ROWS:
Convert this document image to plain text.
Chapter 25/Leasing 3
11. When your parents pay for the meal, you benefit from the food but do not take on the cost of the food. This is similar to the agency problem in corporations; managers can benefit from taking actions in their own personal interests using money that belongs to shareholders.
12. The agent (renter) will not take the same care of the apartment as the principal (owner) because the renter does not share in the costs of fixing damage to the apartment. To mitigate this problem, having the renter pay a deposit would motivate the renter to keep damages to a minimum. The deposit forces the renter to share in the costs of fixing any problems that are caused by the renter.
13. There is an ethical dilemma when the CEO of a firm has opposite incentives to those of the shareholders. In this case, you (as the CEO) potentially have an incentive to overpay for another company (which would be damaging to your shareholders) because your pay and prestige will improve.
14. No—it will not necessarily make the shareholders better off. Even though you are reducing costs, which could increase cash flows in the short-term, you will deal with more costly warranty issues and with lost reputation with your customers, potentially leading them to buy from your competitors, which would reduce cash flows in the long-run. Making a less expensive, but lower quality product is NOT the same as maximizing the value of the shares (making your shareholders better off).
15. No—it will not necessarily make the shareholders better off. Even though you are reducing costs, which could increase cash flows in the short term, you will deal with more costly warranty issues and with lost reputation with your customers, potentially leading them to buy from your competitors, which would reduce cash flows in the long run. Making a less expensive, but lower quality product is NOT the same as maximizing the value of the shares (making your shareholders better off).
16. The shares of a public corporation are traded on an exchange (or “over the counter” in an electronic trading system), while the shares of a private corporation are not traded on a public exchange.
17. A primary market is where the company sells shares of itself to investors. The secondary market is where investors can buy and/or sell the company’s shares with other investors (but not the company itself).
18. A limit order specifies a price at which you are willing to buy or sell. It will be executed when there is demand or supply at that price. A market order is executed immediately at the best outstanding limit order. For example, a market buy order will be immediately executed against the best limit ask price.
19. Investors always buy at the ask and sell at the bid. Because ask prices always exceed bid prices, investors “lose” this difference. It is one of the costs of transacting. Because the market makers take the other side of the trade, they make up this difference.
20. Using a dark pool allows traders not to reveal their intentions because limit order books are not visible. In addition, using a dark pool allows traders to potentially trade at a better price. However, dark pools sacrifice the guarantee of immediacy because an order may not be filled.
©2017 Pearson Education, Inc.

AIM OF THE EXERCISE:
Look for the word "investors" in every line of the listing and copy the lines that have it.

WRITTEN RESPONSE:
17. A primary market is where the company sells shares of itself to investors. The secondary market is where investors can buy and/or sell the company’s shares with other investors (but not the company itself).
19. Investors always buy at the ask and sell at the bid. Because ask prices always exceed bid prices, investors “lose” this difference. It is one of the costs of transacting. Because the market makers take the other side of the trade, they make up this difference.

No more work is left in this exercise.